EXERCISE INSTRUCTIONS — Each record below must be returned exactly as shown.

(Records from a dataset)
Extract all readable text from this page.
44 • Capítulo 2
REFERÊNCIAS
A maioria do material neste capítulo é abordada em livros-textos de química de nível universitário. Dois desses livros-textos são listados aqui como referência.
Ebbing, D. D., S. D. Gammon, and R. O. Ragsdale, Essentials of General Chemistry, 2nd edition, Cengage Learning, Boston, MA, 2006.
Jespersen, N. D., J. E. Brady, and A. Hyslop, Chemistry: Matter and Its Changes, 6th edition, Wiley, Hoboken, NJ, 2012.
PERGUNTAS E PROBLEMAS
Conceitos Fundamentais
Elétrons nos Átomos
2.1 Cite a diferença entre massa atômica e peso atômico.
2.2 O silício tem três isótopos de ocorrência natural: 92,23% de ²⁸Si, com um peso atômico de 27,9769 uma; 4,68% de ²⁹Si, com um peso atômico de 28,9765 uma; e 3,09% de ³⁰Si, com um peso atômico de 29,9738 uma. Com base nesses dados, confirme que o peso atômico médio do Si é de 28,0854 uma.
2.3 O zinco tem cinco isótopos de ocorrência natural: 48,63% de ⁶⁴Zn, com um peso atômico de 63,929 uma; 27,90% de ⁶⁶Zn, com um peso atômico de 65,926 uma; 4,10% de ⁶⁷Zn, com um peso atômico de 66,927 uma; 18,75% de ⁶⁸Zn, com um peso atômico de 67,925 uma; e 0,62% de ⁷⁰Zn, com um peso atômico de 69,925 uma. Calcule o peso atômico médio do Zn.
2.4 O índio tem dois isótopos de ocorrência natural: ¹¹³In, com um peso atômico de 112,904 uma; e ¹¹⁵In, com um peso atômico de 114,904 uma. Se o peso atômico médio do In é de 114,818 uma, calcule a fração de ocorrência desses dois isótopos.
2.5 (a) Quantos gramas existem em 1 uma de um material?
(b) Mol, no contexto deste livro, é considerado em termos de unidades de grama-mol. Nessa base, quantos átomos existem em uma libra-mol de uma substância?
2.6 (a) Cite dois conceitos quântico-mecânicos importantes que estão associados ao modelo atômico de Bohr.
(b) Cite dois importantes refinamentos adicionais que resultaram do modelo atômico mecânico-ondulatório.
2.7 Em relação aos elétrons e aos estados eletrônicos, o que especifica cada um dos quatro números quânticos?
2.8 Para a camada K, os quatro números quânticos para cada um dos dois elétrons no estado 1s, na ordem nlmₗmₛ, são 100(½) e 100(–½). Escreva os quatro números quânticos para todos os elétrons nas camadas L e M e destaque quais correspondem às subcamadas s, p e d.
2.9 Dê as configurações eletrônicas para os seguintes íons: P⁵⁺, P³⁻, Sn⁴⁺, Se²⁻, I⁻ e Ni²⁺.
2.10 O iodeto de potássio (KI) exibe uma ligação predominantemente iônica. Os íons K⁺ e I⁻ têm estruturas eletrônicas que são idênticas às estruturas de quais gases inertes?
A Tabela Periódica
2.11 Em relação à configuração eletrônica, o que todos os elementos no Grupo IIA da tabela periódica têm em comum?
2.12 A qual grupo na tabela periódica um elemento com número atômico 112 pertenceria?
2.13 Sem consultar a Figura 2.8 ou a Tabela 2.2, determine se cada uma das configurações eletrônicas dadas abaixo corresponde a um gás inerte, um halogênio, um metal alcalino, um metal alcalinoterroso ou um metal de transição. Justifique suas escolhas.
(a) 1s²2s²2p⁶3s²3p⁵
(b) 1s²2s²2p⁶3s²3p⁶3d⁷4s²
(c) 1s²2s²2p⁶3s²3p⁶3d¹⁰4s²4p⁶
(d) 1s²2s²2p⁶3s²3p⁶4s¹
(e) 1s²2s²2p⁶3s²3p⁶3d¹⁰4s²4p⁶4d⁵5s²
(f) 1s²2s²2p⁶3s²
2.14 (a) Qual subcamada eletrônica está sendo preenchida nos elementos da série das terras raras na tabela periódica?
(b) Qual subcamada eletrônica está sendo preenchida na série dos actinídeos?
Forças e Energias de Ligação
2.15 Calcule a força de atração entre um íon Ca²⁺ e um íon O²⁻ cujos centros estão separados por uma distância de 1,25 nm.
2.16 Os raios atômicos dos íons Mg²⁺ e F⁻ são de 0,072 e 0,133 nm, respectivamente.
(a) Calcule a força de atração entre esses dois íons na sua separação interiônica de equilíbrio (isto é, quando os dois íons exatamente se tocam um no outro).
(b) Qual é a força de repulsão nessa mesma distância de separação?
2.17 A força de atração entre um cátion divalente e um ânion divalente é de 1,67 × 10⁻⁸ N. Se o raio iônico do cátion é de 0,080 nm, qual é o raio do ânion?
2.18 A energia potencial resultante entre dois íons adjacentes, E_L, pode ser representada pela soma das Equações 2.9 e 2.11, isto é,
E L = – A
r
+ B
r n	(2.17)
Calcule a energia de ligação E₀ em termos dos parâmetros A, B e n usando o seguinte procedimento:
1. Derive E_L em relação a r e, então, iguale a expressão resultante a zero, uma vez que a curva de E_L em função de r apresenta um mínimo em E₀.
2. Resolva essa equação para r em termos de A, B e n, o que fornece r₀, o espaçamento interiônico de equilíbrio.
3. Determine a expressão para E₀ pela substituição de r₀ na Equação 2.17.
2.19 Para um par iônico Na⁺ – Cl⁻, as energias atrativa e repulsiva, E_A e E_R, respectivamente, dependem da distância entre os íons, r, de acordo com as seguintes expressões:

RESPONSE TO THE TASK —
Extract all readable text from this page.
44 • Capítulo 2
REFERÊNCIAS
A maioria do material neste capítulo é abordada em livros-textos de química de nível universitário. Dois desses livros-textos são listados aqui como referência.
Ebbing, D. D., S. D. Gammon, and R. O. Ragsdale, Essentials of General Chemistry, 2nd edition, Cengage Learning, Boston, MA, 2006.
Jespersen, N. D., J. E. Brady, and A. Hyslop, Chemistry: Matter and Its Changes, 6th edition, Wiley, Hoboken, NJ, 2012.
PERGUNTAS E PROBLEMAS
Conceitos Fundamentais
Elétrons nos Átomos
2.1 Cite a diferença entre massa atômica e peso atômico.
2.2 O silício tem três isótopos de ocorrência natural: 92,23% de ²⁸Si, com um peso atômico de 27,9769 uma; 4,68% de ²⁹Si, com um peso atômico de 28,9765 uma; e 3,09% de ³⁰Si, com um peso atômico de 29,9738 uma. Com base nesses dados, confirme que o peso atômico médio do Si é de 28,0854 uma.
2.3 O zinco tem cinco isótopos de ocorrência natural: 48,63% de ⁶⁴Zn, com um peso atômico de 63,929 uma; 27,90% de ⁶⁶Zn, com um peso atômico de 65,926 uma; 4,10% de ⁶⁷Zn, com um peso atômico de 66,927 uma; 18,75% de ⁶⁸Zn, com um peso atômico de 67,925 uma; e 0,62% de ⁷⁰Zn, com um peso atômico de 69,925 uma. Calcule o peso atômico médio do Zn.
2.4 O índio tem dois isótopos de ocorrência natural: ¹¹³In, com um peso atômico de 112,904 uma; e ¹¹⁵In, com um peso atômico de 114,904 uma. Se o peso atômico médio do In é de 114,818 uma, calcule a fração de ocorrência desses dois isótopos.
2.5 (a) Quantos gramas existem em 1 uma de um material?
(b) Mol, no contexto deste livro, é considerado em termos de unidades de grama-mol. Nessa base, quantos átomos existem em uma libra-mol de uma substância?
2.6 (a) Cite dois conceitos quântico-mecânicos importantes que estão associados ao modelo atômico de Bohr.
(b) Cite dois importantes refinamentos adicionais que resultaram do modelo atômico mecânico-ondulatório.
2.7 Em relação aos elétrons e aos estados eletrônicos, o que especifica cada um dos quatro números quânticos?
2.8 Para a camada K, os quatro números quânticos para cada um dos dois elétrons no estado 1s, na ordem nlmₗmₛ, são 100(½) e 100(–½). Escreva os quatro números quânticos para todos os elétrons nas camadas L e M e destaque quais correspondem às subcamadas s, p e d.
2.9 Dê as configurações eletrônicas para os seguintes íons: P⁵⁺, P³⁻, Sn⁴⁺, Se²⁻, I⁻ e Ni²⁺.
2.10 O iodeto de potássio (KI) exibe uma ligação predominantemente iônica. Os íons K⁺ e I⁻ têm estruturas eletrônicas que são idênticas às estruturas de quais gases inertes?
A Tabela Periódica
2.11 Em relação à configuração eletrônica, o que todos os elementos no Grupo IIA da tabela periódica têm em comum?
2.12 A qual grupo na tabela periódica um elemento com número atômico 112 pertenceria?
2.13 Sem consultar a Figura 2.8 ou a Tabela 2.2, determine se cada uma das configurações eletrônicas dadas abaixo corresponde a um gás inerte, um halogênio, um metal alcalino, um metal alcalinoterroso ou um metal de transição. Justifique suas escolhas.
(a) 1s²2s²2p⁶3s²3p⁵
(b) 1s²2s²2p⁶3s²3p⁶3d⁷4s²
(c) 1s²2s²2p⁶3s²3p⁶3d¹⁰4s²4p⁶
(d) 1s²2s²2p⁶3s²3p⁶4s¹
(e) 1s²2s²2p⁶3s²3p⁶3d¹⁰4s²4p⁶4d⁵5s²
(f) 1s²2s²2p⁶3s²
2.14 (a) Qual subcamada eletrônica está sendo preenchida nos elementos da série das terras raras na tabela periódica?
(b) Qual subcamada eletrônica está sendo preenchida na série dos actinídeos?
Forças e Energias de Ligação
2.15 Calcule a força de atração entre um íon Ca²⁺ e um íon O²⁻ cujos centros estão separados por uma distância de 1,25 nm.
2.16 Os raios atômicos dos íons Mg²⁺ e F⁻ são de 0,072 e 0,133 nm, respectivamente.
(a) Calcule a força de atração entre esses dois íons na sua separação interiônica de equilíbrio (isto é, quando os dois íons exatamente se tocam um no outro).
(b) Qual é a força de repulsão nessa mesma distância de separação?
2.17 A força de atração entre um cátion divalente e um ânion divalente é de 1,67 × 10⁻⁸ N. Se o raio iônico do cátion é de 0,080 nm, qual é o raio do ânion?
2.18 A energia potencial resultante entre dois íons adjacentes, E_L, pode ser representada pela soma das Equações 2.9 e 2.11, isto é,
E L = – A
r
+ B
r n	(2.17)
Calcule a energia de ligação E₀ em termos dos parâmetros A, B e n usando o seguinte procedimento:
1. Derive E_L em relação a r e, então, iguale a expressão resultante a zero, uma vez que a curva de E_L em função de r apresenta um mínimo em E₀.
2. Resolva essa equação para r em termos de A, B e n, o que fornece r₀, o espaçamento interiônico de equilíbrio.
3. Determine a expressão para E₀ pela substituição de r₀ na Equação 2.17.
2.19 Para um par iônico Na⁺ – Cl⁻, as energias atrativa e repulsiva, E_A e E_R, respectivamente, dependem da distância entre os íons, r, de acordo com as seguintes expressões:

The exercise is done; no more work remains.